Repeat every line of the listing below exactly as it appears, but leave the pictures out of your answer.

— start Provided records —

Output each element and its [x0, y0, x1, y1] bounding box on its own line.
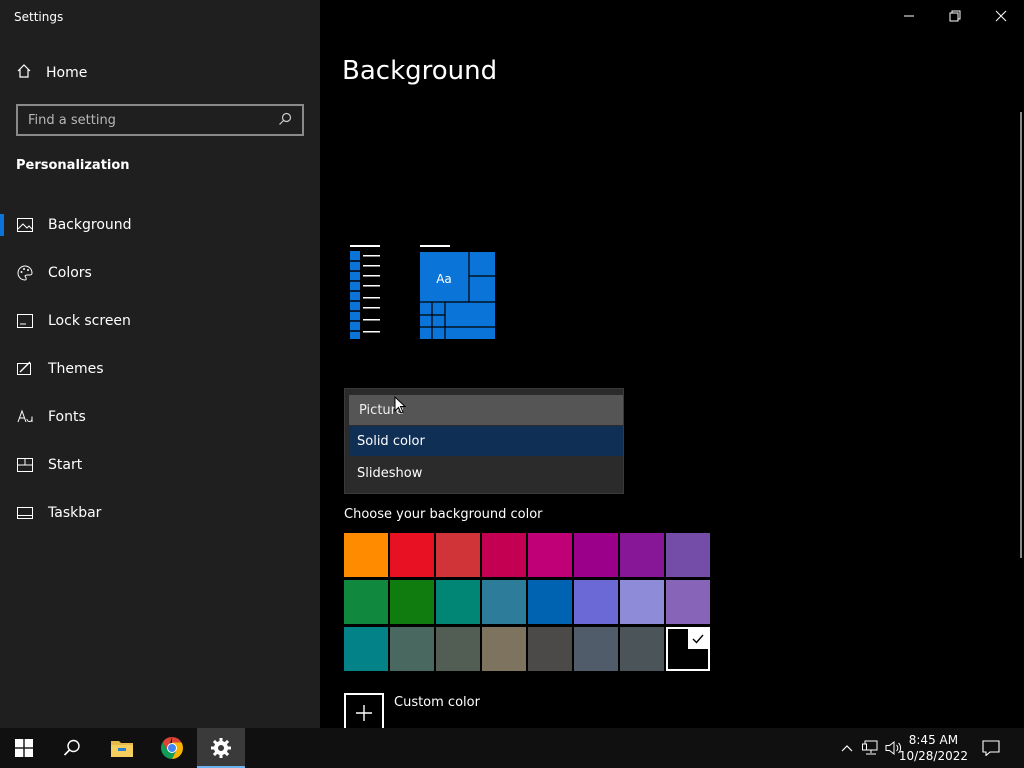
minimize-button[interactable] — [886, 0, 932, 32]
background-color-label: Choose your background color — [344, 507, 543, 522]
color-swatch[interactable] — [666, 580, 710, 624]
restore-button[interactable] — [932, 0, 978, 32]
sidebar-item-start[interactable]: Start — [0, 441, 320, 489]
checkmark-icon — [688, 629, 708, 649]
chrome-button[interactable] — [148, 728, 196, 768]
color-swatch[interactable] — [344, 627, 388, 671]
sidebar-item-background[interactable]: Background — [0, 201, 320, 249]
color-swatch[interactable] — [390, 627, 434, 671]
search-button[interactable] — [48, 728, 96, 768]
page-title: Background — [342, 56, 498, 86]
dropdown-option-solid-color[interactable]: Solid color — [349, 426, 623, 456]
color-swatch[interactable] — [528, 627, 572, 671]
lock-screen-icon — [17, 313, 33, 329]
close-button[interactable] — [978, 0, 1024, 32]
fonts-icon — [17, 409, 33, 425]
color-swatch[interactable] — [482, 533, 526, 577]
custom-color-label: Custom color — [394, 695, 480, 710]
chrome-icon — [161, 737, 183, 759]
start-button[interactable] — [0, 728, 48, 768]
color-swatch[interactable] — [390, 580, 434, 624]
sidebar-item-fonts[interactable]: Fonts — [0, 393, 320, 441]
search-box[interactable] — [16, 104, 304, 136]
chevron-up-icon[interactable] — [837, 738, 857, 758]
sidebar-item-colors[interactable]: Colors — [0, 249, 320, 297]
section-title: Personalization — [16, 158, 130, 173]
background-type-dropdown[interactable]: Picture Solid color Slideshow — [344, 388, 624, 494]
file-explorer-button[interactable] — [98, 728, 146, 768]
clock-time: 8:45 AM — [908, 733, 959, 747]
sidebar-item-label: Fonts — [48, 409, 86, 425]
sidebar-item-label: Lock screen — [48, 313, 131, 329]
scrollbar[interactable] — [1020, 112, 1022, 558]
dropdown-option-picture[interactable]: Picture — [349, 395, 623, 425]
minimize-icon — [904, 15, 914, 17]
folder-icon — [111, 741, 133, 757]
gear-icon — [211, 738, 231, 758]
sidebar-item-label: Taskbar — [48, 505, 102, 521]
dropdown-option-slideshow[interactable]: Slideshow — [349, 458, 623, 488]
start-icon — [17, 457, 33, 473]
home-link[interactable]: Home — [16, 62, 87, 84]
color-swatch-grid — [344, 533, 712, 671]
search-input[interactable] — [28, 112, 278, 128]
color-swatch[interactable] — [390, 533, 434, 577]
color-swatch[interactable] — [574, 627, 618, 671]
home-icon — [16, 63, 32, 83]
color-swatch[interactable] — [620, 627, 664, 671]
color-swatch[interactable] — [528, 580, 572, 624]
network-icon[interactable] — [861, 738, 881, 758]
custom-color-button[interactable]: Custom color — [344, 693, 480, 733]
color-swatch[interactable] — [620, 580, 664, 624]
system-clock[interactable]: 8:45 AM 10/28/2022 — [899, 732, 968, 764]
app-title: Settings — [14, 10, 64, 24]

— end Provided records —

#### Answer
Output each element and its [x0, y0, x1, y1] bounding box on its own line.
minimize-button[interactable] — [886, 0, 932, 32]
background-color-label: Choose your background color — [344, 507, 543, 522]
color-swatch[interactable] — [666, 580, 710, 624]
restore-button[interactable] — [932, 0, 978, 32]
sidebar-item-start[interactable]: Start — [0, 441, 320, 489]
checkmark-icon — [688, 629, 708, 649]
chrome-button[interactable] — [148, 728, 196, 768]
color-swatch[interactable] — [344, 627, 388, 671]
sidebar-item-background[interactable]: Background — [0, 201, 320, 249]
color-swatch[interactable] — [390, 627, 434, 671]
search-button[interactable] — [48, 728, 96, 768]
page-title: Background — [342, 56, 498, 86]
dropdown-option-solid-color[interactable]: Solid color — [349, 426, 623, 456]
color-swatch[interactable] — [528, 627, 572, 671]
lock-screen-icon — [17, 313, 33, 329]
close-button[interactable] — [978, 0, 1024, 32]
fonts-icon — [17, 409, 33, 425]
color-swatch[interactable] — [482, 533, 526, 577]
custom-color-label: Custom color — [394, 695, 480, 710]
chrome-icon — [161, 737, 183, 759]
start-button[interactable] — [0, 728, 48, 768]
color-swatch[interactable] — [390, 580, 434, 624]
sidebar-item-fonts[interactable]: Fonts — [0, 393, 320, 441]
search-box[interactable] — [16, 104, 304, 136]
chevron-up-icon[interactable] — [837, 738, 857, 758]
sidebar-item-colors[interactable]: Colors — [0, 249, 320, 297]
section-title: Personalization — [16, 158, 130, 173]
background-type-dropdown[interactable]: Picture Solid color Slideshow — [344, 388, 624, 494]
file-explorer-button[interactable] — [98, 728, 146, 768]
clock-time: 8:45 AM — [908, 733, 959, 747]
sidebar-item-label: Fonts — [48, 409, 86, 425]
sidebar-item-label: Lock screen — [48, 313, 131, 329]
scrollbar[interactable] — [1020, 112, 1022, 558]
dropdown-option-picture[interactable]: Picture — [349, 395, 623, 425]
minimize-icon — [904, 15, 914, 17]
folder-icon — [111, 741, 133, 757]
gear-icon — [211, 738, 231, 758]
sidebar-item-label: Taskbar — [48, 505, 102, 521]
dropdown-option-slideshow[interactable]: Slideshow — [349, 458, 623, 488]
start-icon — [17, 457, 33, 473]
home-link[interactable]: Home — [16, 62, 87, 84]
color-swatch-grid — [344, 533, 712, 671]
search-input[interactable] — [28, 112, 278, 128]
color-swatch[interactable] — [390, 533, 434, 577]
color-swatch[interactable] — [574, 627, 618, 671]
home-icon — [16, 63, 32, 83]
color-swatch[interactable] — [620, 627, 664, 671]
color-swatch[interactable] — [528, 580, 572, 624]
network-icon[interactable] — [861, 738, 881, 758]
custom-color-button[interactable]: Custom color — [344, 693, 480, 733]
color-swatch[interactable] — [620, 580, 664, 624]
system-clock[interactable]: 8:45 AM 10/28/2022 — [899, 732, 968, 764]
app-title: Settings — [14, 10, 64, 24]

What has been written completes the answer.